▸ Exercise description
Scan each line of the records for the word "potatoes" and extract the ones that have it.

─── Data for this exercise

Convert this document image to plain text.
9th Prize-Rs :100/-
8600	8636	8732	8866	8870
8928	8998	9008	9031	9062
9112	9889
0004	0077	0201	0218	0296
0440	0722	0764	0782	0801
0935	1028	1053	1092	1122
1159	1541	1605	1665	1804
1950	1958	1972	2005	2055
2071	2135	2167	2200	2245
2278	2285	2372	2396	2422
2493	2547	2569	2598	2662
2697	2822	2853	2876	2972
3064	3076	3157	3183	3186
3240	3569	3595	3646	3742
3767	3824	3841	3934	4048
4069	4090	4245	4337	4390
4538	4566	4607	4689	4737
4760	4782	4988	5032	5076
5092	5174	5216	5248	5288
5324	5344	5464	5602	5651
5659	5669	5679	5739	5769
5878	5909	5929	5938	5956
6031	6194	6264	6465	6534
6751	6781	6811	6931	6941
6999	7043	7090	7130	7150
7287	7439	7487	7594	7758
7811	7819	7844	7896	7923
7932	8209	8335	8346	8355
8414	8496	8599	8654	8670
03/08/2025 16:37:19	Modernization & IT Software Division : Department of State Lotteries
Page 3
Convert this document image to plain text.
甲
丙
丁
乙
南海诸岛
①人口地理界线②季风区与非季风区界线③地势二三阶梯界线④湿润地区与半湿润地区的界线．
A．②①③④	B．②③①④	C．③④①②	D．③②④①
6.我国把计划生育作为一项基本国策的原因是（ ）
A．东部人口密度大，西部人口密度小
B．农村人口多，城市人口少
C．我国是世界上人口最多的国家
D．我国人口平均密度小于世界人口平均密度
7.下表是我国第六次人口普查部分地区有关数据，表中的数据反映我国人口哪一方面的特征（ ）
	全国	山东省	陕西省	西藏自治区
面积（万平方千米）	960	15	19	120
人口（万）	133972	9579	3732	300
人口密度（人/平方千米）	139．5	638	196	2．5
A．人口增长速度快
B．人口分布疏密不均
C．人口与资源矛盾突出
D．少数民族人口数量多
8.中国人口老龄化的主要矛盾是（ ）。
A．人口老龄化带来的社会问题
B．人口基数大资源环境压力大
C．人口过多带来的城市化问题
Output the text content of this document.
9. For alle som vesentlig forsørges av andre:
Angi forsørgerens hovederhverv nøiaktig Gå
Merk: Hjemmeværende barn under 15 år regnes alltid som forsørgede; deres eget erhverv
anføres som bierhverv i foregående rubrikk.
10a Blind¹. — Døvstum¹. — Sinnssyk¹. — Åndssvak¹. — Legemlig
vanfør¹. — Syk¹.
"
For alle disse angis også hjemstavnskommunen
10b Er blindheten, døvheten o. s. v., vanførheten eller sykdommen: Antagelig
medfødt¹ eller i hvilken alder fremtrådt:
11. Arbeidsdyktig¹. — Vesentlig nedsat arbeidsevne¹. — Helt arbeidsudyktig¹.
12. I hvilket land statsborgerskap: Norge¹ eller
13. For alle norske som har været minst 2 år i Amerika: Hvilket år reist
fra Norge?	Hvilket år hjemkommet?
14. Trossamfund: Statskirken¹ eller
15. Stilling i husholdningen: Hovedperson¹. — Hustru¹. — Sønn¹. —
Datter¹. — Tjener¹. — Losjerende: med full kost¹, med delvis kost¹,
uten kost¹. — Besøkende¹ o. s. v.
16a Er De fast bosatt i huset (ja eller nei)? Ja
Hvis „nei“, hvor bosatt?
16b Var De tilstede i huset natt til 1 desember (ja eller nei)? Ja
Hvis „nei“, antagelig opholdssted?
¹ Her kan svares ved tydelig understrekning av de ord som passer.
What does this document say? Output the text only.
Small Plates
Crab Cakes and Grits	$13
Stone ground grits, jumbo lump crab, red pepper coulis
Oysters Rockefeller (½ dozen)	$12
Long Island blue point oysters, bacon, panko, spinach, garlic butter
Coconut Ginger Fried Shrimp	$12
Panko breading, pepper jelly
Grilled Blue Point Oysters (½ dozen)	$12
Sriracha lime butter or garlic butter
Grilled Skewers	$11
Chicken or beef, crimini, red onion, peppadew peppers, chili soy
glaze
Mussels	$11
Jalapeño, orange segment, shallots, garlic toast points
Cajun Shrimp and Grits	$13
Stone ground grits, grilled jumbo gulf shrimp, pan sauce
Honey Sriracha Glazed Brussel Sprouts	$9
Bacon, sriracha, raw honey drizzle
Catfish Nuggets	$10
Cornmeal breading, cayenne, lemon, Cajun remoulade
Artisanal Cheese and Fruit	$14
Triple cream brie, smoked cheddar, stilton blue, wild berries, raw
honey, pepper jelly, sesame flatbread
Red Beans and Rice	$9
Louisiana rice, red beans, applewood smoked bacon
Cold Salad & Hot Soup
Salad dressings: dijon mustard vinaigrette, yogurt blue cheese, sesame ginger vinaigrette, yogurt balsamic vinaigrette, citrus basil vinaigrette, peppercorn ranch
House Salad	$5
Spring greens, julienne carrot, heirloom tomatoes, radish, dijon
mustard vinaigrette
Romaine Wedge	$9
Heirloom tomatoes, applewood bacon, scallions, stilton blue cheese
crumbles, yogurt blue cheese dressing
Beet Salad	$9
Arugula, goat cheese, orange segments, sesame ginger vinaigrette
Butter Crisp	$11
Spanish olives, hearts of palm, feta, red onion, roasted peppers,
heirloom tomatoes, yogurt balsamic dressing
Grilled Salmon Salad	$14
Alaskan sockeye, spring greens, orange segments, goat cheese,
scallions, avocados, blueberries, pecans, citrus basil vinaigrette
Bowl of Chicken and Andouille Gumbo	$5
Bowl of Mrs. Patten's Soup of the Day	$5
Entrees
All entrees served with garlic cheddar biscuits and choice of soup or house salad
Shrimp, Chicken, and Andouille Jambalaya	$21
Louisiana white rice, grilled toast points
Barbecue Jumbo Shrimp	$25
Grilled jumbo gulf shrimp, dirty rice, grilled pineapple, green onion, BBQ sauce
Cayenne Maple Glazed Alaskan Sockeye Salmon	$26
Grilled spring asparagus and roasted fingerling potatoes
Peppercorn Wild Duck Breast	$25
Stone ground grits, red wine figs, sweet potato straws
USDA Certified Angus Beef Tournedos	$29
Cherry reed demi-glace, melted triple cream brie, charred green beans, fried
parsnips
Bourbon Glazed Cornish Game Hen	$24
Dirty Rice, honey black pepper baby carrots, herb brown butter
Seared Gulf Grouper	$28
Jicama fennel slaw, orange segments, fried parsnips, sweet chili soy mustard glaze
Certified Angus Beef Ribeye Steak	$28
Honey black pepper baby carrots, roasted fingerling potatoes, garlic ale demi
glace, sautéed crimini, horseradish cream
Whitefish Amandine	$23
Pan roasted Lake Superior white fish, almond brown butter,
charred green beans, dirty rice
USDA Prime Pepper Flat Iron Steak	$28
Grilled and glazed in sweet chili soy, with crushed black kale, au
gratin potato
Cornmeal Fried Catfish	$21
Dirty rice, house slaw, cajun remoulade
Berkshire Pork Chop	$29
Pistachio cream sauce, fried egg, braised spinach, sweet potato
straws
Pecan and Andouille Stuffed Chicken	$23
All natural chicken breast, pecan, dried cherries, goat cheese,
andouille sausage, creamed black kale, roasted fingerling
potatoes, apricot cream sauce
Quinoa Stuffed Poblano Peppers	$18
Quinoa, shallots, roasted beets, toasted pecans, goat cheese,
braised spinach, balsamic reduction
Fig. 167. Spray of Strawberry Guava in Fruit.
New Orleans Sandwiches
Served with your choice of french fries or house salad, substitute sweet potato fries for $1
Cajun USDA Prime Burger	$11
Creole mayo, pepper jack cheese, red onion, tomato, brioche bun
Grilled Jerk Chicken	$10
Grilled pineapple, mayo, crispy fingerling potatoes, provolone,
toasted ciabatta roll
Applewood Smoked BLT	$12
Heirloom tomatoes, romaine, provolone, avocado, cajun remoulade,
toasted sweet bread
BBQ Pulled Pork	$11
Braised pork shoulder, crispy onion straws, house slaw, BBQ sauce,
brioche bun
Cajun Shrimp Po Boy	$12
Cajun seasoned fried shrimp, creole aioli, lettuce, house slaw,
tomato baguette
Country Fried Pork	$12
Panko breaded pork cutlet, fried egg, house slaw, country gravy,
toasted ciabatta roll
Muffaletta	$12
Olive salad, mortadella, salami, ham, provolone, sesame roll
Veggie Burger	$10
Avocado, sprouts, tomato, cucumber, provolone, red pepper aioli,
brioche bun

──────

▸ The answer
Grilled spring asparagus and roasted fingerling potatoes
Honey black pepper baby carrots, roasted fingerling potatoes, garlic ale demi
potatoes, apricot cream sauce
Grilled pineapple, mayo, crispy fingerling potatoes, provolone,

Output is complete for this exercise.